§ **Data records**:

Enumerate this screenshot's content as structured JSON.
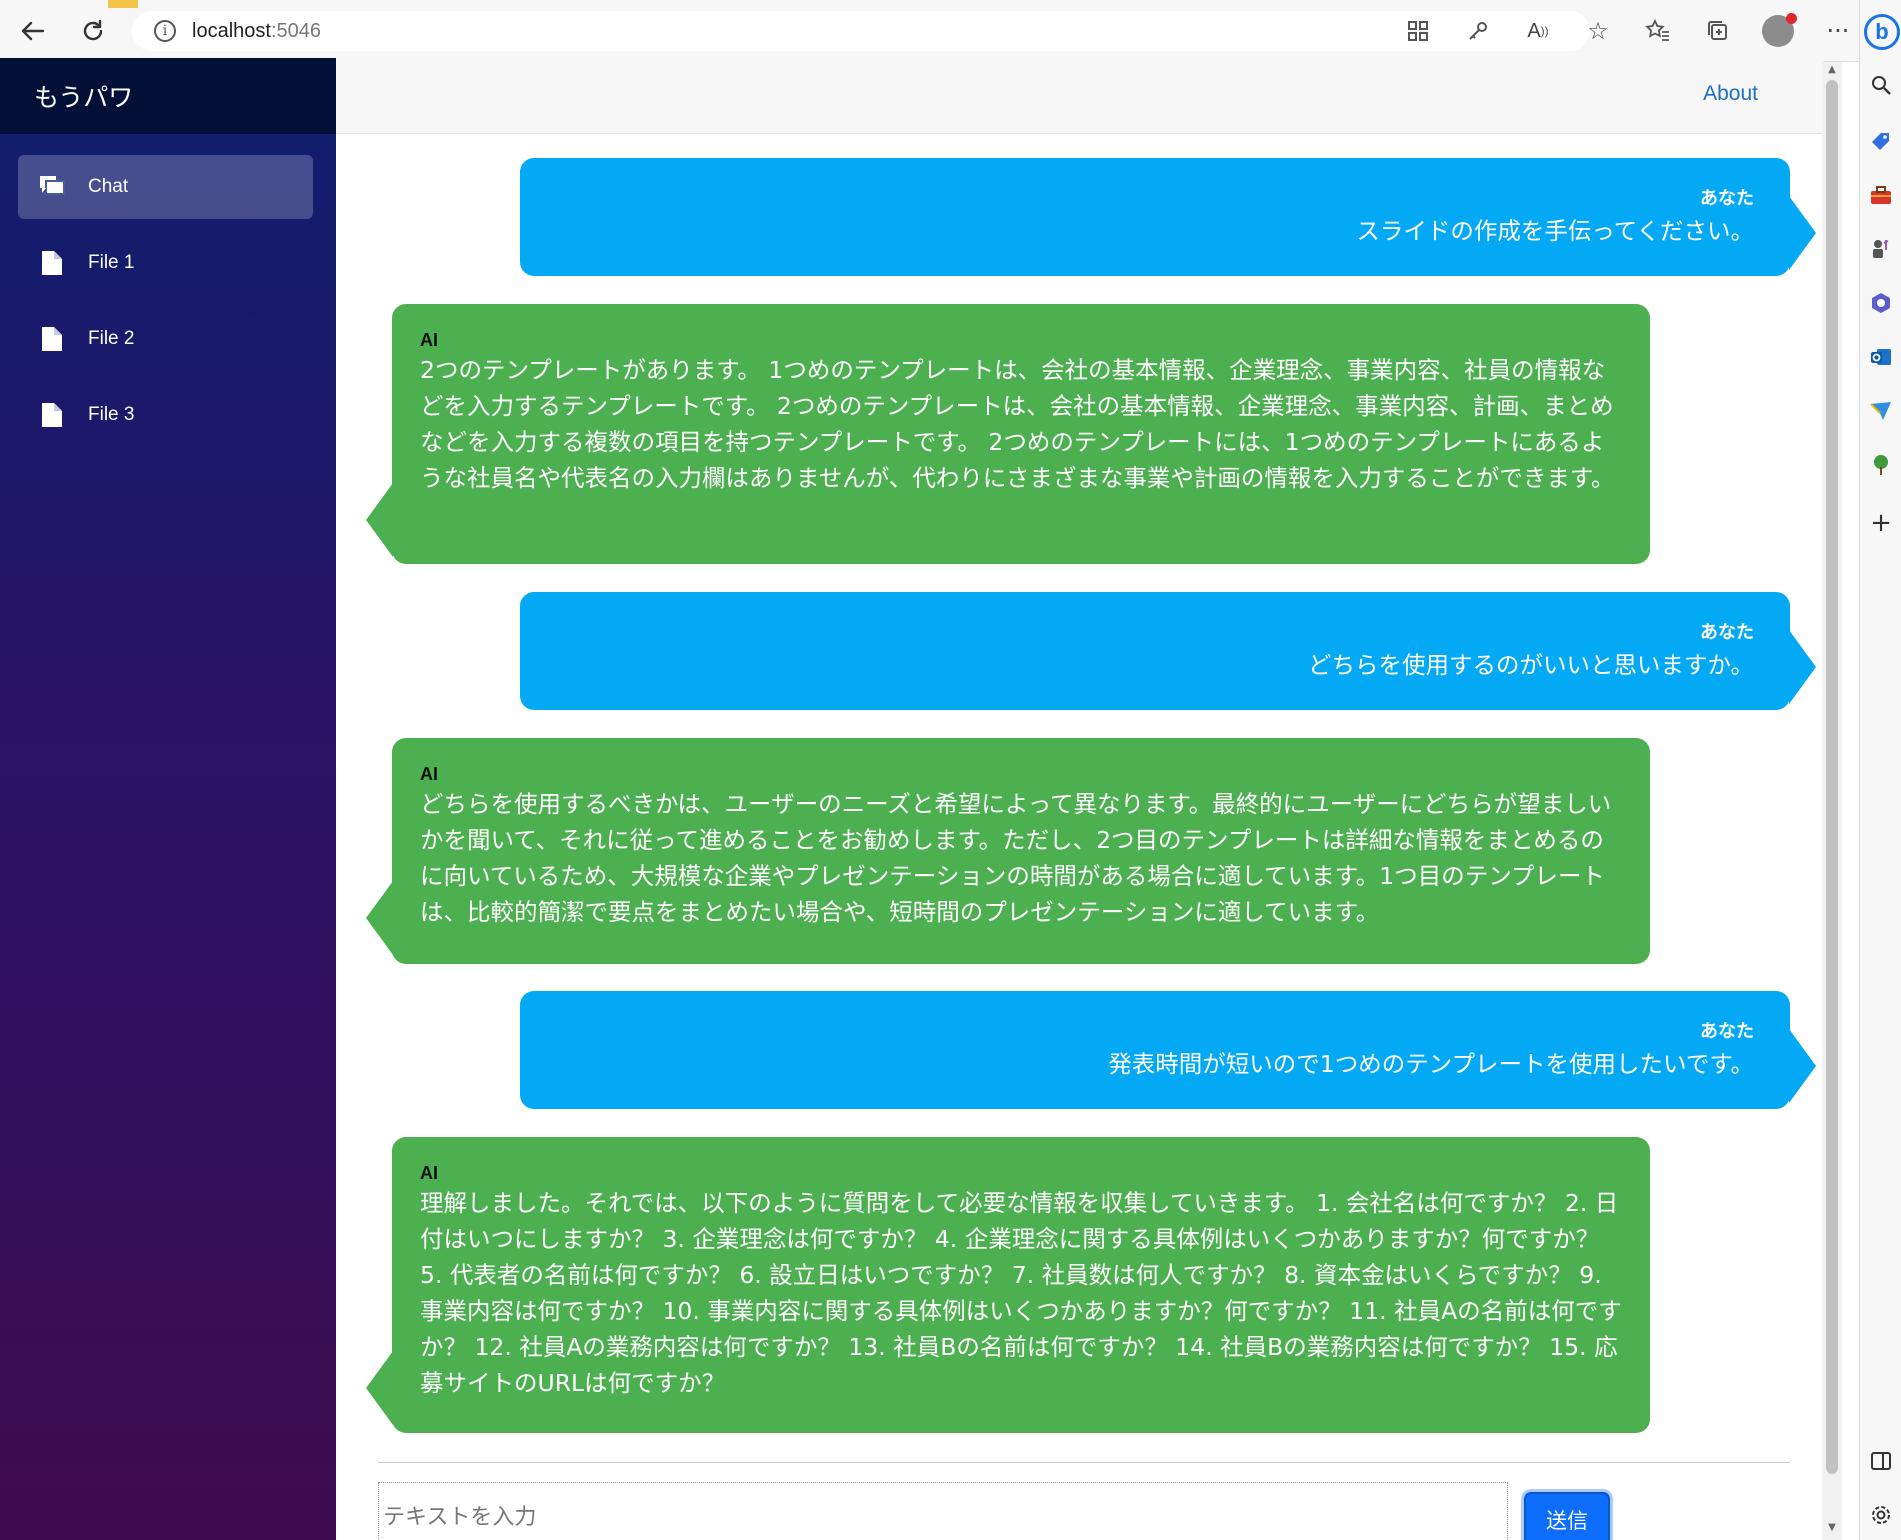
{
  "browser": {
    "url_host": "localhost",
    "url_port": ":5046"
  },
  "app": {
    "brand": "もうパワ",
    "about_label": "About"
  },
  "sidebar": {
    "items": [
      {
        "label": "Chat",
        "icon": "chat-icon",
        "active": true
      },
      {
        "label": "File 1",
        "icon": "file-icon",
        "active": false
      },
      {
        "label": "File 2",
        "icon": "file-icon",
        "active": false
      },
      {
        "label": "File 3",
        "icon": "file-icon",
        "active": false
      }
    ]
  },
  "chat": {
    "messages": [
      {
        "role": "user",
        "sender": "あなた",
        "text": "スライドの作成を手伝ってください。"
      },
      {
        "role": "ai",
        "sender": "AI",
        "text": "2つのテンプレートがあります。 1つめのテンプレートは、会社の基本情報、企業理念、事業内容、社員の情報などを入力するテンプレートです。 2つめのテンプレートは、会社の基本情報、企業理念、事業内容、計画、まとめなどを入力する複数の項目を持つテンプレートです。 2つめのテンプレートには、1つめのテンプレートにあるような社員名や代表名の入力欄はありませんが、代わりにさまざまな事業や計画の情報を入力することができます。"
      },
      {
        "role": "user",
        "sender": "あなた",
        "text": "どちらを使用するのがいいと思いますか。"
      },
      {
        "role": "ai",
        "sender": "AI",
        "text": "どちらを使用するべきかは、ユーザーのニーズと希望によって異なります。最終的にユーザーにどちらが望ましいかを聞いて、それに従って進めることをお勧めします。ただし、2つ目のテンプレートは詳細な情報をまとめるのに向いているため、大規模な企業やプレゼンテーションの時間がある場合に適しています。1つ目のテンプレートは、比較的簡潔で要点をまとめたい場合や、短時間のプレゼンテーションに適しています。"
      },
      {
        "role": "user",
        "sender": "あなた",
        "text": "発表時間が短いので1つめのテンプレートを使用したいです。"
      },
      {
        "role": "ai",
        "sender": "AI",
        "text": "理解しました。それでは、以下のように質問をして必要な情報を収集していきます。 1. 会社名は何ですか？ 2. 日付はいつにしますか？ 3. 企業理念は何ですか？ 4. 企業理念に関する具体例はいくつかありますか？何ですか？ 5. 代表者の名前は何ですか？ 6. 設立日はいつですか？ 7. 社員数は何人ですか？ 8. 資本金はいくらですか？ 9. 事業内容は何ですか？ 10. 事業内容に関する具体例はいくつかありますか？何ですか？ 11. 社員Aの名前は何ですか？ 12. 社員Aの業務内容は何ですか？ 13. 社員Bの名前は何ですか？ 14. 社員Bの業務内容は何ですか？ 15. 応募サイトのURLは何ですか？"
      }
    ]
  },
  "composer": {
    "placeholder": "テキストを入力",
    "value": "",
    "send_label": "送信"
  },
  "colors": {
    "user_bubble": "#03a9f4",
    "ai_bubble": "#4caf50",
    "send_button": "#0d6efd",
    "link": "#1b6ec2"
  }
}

§ **Goal**:
Write out the whole listing again, exactly, with no pictures.

§ **Exercise response**:
Enumerate this screenshot's content as structured JSON.
{
  "browser": {
    "url_host": "localhost",
    "url_port": ":5046"
  },
  "app": {
    "brand": "もうパワ",
    "about_label": "About"
  },
  "sidebar": {
    "items": [
      {
        "label": "Chat",
        "icon": "chat-icon",
        "active": true
      },
      {
        "label": "File 1",
        "icon": "file-icon",
        "active": false
      },
      {
        "label": "File 2",
        "icon": "file-icon",
        "active": false
      },
      {
        "label": "File 3",
        "icon": "file-icon",
        "active": false
      }
    ]
  },
  "chat": {
    "messages": [
      {
        "role": "user",
        "sender": "あなた",
        "text": "スライドの作成を手伝ってください。"
      },
      {
        "role": "ai",
        "sender": "AI",
        "text": "2つのテンプレートがあります。 1つめのテンプレートは、会社の基本情報、企業理念、事業内容、社員の情報などを入力するテンプレートです。 2つめのテンプレートは、会社の基本情報、企業理念、事業内容、計画、まとめなどを入力する複数の項目を持つテンプレートです。 2つめのテンプレートには、1つめのテンプレートにあるような社員名や代表名の入力欄はありませんが、代わりにさまざまな事業や計画の情報を入力することができます。"
      },
      {
        "role": "user",
        "sender": "あなた",
        "text": "どちらを使用するのがいいと思いますか。"
      },
      {
        "role": "ai",
        "sender": "AI",
        "text": "どちらを使用するべきかは、ユーザーのニーズと希望によって異なります。最終的にユーザーにどちらが望ましいかを聞いて、それに従って進めることをお勧めします。ただし、2つ目のテンプレートは詳細な情報をまとめるのに向いているため、大規模な企業やプレゼンテーションの時間がある場合に適しています。1つ目のテンプレートは、比較的簡潔で要点をまとめたい場合や、短時間のプレゼンテーションに適しています。"
      },
      {
        "role": "user",
        "sender": "あなた",
        "text": "発表時間が短いので1つめのテンプレートを使用したいです。"
      },
      {
        "role": "ai",
        "sender": "AI",
        "text": "理解しました。それでは、以下のように質問をして必要な情報を収集していきます。 1. 会社名は何ですか？ 2. 日付はいつにしますか？ 3. 企業理念は何ですか？ 4. 企業理念に関する具体例はいくつかありますか？何ですか？ 5. 代表者の名前は何ですか？ 6. 設立日はいつですか？ 7. 社員数は何人ですか？ 8. 資本金はいくらですか？ 9. 事業内容は何ですか？ 10. 事業内容に関する具体例はいくつかありますか？何ですか？ 11. 社員Aの名前は何ですか？ 12. 社員Aの業務内容は何ですか？ 13. 社員Bの名前は何ですか？ 14. 社員Bの業務内容は何ですか？ 15. 応募サイトのURLは何ですか？"
      }
    ]
  },
  "composer": {
    "placeholder": "テキストを入力",
    "value": "",
    "send_label": "送信"
  },
  "colors": {
    "user_bubble": "#03a9f4",
    "ai_bubble": "#4caf50",
    "send_button": "#0d6efd",
    "link": "#1b6ec2"
  }
}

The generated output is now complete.